▸ What is expected: Pull out each line of the records holding the string "title".

···

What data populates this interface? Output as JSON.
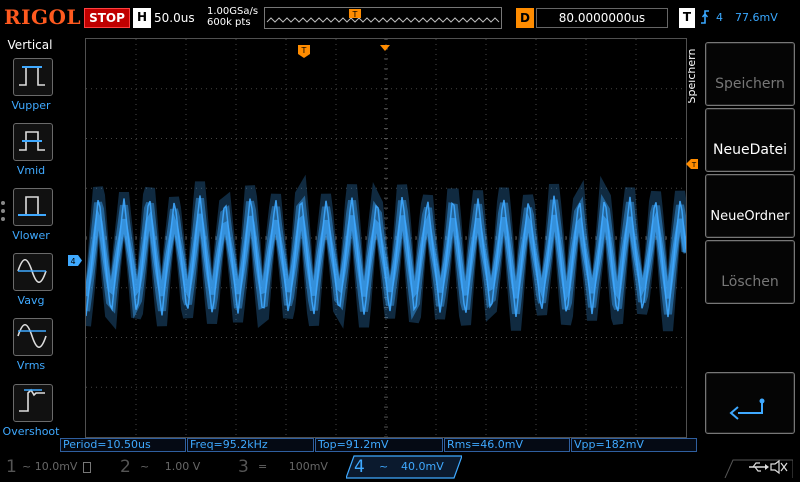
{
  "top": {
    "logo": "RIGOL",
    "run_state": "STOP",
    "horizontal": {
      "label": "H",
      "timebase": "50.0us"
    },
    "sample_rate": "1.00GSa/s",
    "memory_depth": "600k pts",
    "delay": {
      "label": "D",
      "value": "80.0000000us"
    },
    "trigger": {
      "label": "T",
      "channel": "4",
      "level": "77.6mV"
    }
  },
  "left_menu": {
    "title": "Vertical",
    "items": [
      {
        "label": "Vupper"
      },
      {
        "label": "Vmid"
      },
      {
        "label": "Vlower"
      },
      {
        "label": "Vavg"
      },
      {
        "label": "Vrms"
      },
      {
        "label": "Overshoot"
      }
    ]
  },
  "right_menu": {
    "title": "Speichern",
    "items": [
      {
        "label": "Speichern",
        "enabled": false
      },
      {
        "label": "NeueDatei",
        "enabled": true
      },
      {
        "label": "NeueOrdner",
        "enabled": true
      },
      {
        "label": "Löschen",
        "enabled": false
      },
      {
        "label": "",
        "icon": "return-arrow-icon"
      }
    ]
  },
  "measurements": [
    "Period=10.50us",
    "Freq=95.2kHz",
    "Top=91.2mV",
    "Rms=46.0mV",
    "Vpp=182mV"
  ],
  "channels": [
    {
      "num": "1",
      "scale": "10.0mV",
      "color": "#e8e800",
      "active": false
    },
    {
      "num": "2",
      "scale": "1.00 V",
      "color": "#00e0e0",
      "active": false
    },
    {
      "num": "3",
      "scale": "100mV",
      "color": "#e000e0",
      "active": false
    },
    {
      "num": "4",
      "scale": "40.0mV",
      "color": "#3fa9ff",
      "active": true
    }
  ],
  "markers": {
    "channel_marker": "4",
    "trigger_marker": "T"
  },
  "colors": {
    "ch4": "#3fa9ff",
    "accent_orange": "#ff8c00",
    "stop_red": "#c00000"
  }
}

···

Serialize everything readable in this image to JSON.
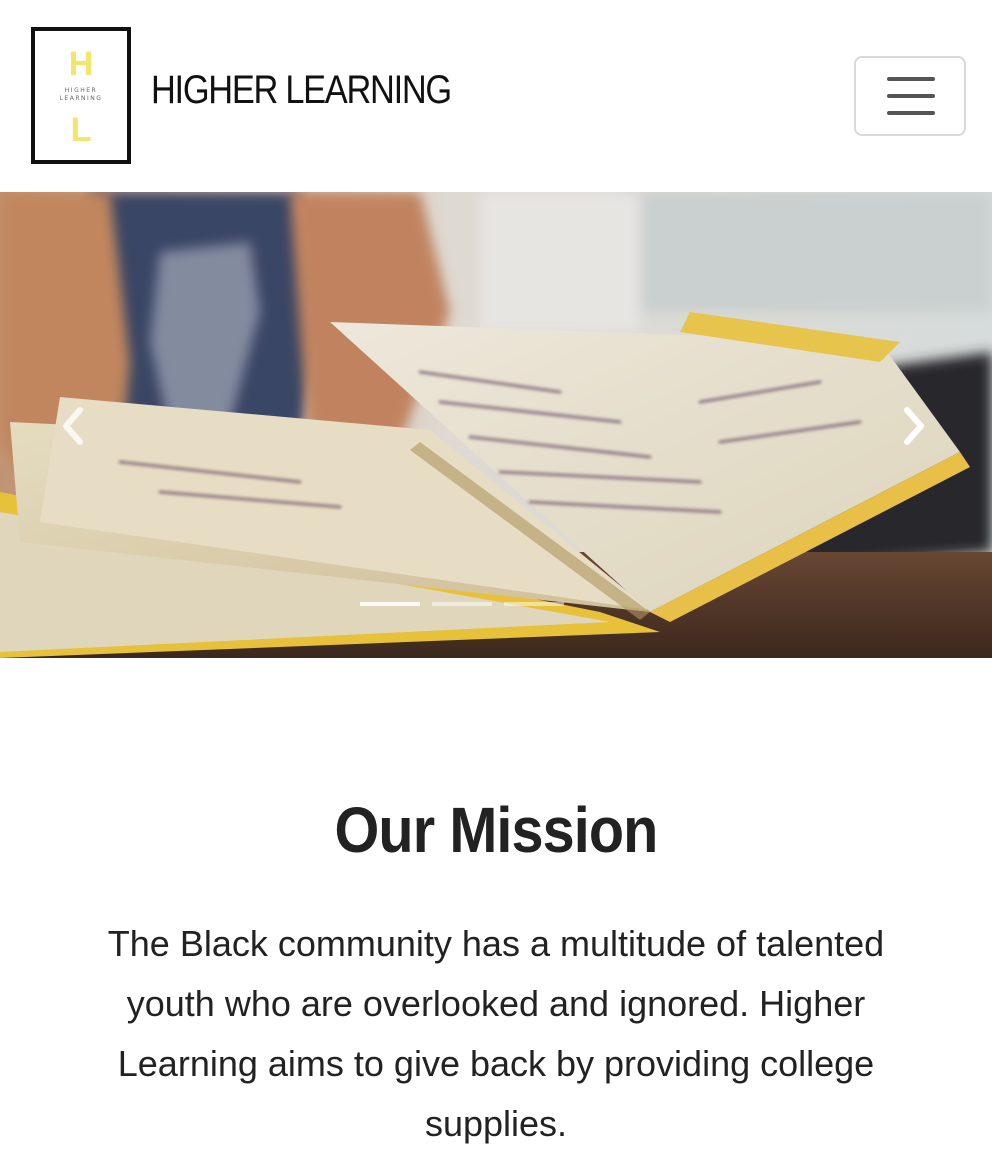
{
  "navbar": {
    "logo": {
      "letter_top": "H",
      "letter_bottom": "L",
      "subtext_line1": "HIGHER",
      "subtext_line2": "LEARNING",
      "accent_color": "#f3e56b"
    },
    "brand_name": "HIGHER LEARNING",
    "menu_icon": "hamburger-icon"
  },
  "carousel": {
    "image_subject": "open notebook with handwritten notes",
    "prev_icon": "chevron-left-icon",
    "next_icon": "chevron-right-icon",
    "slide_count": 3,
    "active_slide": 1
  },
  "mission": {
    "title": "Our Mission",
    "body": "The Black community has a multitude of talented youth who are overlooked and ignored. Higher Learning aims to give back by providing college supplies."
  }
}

···

▸ Solution for this problem:
    "title": "Vertical",
    "title": "Speichern",
    "title": "Our Mission",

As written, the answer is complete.